[Data excerpts]
·····

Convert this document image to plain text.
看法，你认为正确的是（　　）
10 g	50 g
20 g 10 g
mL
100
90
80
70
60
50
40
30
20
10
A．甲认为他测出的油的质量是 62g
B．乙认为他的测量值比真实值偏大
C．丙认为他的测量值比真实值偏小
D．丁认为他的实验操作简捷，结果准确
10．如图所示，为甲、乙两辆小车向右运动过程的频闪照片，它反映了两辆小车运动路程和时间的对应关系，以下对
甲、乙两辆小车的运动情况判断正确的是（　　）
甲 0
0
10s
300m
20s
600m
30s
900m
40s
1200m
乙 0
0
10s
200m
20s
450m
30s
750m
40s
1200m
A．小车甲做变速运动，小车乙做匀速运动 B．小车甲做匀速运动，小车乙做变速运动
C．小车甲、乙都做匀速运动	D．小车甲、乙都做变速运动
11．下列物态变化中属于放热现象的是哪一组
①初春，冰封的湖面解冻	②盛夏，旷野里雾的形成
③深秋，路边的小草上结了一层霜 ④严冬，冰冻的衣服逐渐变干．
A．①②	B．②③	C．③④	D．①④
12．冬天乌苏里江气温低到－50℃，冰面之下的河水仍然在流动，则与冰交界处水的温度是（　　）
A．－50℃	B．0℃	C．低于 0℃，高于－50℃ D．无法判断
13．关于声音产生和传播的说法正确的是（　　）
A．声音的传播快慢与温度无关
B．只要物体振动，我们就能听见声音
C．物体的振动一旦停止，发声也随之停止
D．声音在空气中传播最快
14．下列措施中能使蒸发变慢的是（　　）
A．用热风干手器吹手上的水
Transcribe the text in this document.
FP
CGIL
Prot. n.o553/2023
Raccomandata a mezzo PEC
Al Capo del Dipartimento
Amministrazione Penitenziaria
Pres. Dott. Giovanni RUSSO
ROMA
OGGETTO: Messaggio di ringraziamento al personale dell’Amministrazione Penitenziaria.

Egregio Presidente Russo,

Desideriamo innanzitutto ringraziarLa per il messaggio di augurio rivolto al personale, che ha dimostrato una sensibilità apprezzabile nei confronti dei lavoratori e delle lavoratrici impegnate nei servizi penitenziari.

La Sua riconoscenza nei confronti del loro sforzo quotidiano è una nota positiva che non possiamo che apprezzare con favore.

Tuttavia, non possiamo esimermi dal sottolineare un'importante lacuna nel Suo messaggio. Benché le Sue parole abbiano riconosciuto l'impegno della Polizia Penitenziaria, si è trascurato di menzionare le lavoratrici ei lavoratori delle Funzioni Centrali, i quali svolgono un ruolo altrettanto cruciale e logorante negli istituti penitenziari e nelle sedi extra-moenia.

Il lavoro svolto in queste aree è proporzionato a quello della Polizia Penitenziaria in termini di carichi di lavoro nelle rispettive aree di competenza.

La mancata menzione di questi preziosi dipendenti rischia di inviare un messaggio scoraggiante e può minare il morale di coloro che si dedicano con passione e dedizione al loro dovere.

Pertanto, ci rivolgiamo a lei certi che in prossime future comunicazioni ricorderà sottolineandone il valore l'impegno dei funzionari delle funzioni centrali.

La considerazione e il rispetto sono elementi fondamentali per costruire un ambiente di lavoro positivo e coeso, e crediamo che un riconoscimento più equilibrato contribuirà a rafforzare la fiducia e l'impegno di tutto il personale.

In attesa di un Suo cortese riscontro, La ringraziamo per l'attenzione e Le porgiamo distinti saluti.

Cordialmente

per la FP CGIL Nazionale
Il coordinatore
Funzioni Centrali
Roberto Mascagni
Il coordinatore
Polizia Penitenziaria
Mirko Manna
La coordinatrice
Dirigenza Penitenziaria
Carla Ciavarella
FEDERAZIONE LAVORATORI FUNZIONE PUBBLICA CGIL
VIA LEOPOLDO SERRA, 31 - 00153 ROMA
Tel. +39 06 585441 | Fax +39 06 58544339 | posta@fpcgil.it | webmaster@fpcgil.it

·····

All of the lines above need to be given again exactly.

▶ [The response]
Convert this document image to plain text.
看法，你认为正确的是（　　）
10 g	50 g
20 g 10 g
mL
100
90
80
70
60
50
40
30
20
10
A．甲认为他测出的油的质量是 62g
B．乙认为他的测量值比真实值偏大
C．丙认为他的测量值比真实值偏小
D．丁认为他的实验操作简捷，结果准确
10．如图所示，为甲、乙两辆小车向右运动过程的频闪照片，它反映了两辆小车运动路程和时间的对应关系，以下对
甲、乙两辆小车的运动情况判断正确的是（　　）
甲 0
0
10s
300m
20s
600m
30s
900m
40s
1200m
乙 0
0
10s
200m
20s
450m
30s
750m
40s
1200m
A．小车甲做变速运动，小车乙做匀速运动 B．小车甲做匀速运动，小车乙做变速运动
C．小车甲、乙都做匀速运动	D．小车甲、乙都做变速运动
11．下列物态变化中属于放热现象的是哪一组
①初春，冰封的湖面解冻	②盛夏，旷野里雾的形成
③深秋，路边的小草上结了一层霜 ④严冬，冰冻的衣服逐渐变干．
A．①②	B．②③	C．③④	D．①④
12．冬天乌苏里江气温低到－50℃，冰面之下的河水仍然在流动，则与冰交界处水的温度是（　　）
A．－50℃	B．0℃	C．低于 0℃，高于－50℃ D．无法判断
13．关于声音产生和传播的说法正确的是（　　）
A．声音的传播快慢与温度无关
B．只要物体振动，我们就能听见声音
C．物体的振动一旦停止，发声也随之停止
D．声音在空气中传播最快
14．下列措施中能使蒸发变慢的是（　　）
A．用热风干手器吹手上的水
Transcribe the text in this document.
FP
CGIL
Prot. n.o553/2023
Raccomandata a mezzo PEC
Al Capo del Dipartimento
Amministrazione Penitenziaria
Pres. Dott. Giovanni RUSSO
ROMA
OGGETTO: Messaggio di ringraziamento al personale dell’Amministrazione Penitenziaria.

Egregio Presidente Russo,

Desideriamo innanzitutto ringraziarLa per il messaggio di augurio rivolto al personale, che ha dimostrato una sensibilità apprezzabile nei confronti dei lavoratori e delle lavoratrici impegnate nei servizi penitenziari.

La Sua riconoscenza nei confronti del loro sforzo quotidiano è una nota positiva che non possiamo che apprezzare con favore.

Tuttavia, non possiamo esimermi dal sottolineare un'importante lacuna nel Suo messaggio. Benché le Sue parole abbiano riconosciuto l'impegno della Polizia Penitenziaria, si è trascurato di menzionare le lavoratrici ei lavoratori delle Funzioni Centrali, i quali svolgono un ruolo altrettanto cruciale e logorante negli istituti penitenziari e nelle sedi extra-moenia.

Il lavoro svolto in queste aree è proporzionato a quello della Polizia Penitenziaria in termini di carichi di lavoro nelle rispettive aree di competenza.

La mancata menzione di questi preziosi dipendenti rischia di inviare un messaggio scoraggiante e può minare il morale di coloro che si dedicano con passione e dedizione al loro dovere.

Pertanto, ci rivolgiamo a lei certi che in prossime future comunicazioni ricorderà sottolineandone il valore l'impegno dei funzionari delle funzioni centrali.

La considerazione e il rispetto sono elementi fondamentali per costruire un ambiente di lavoro positivo e coeso, e crediamo che un riconoscimento più equilibrato contribuirà a rafforzare la fiducia e l'impegno di tutto il personale.

In attesa di un Suo cortese riscontro, La ringraziamo per l'attenzione e Le porgiamo distinti saluti.

Cordialmente

per la FP CGIL Nazionale
Il coordinatore
Funzioni Centrali
Roberto Mascagni
Il coordinatore
Polizia Penitenziaria
Mirko Manna
La coordinatrice
Dirigenza Penitenziaria
Carla Ciavarella
FEDERAZIONE LAVORATORI FUNZIONE PUBBLICA CGIL
VIA LEOPOLDO SERRA, 31 - 00153 ROMA
Tel. +39 06 585441 | Fax +39 06 58544339 | posta@fpcgil.it | webmaster@fpcgil.it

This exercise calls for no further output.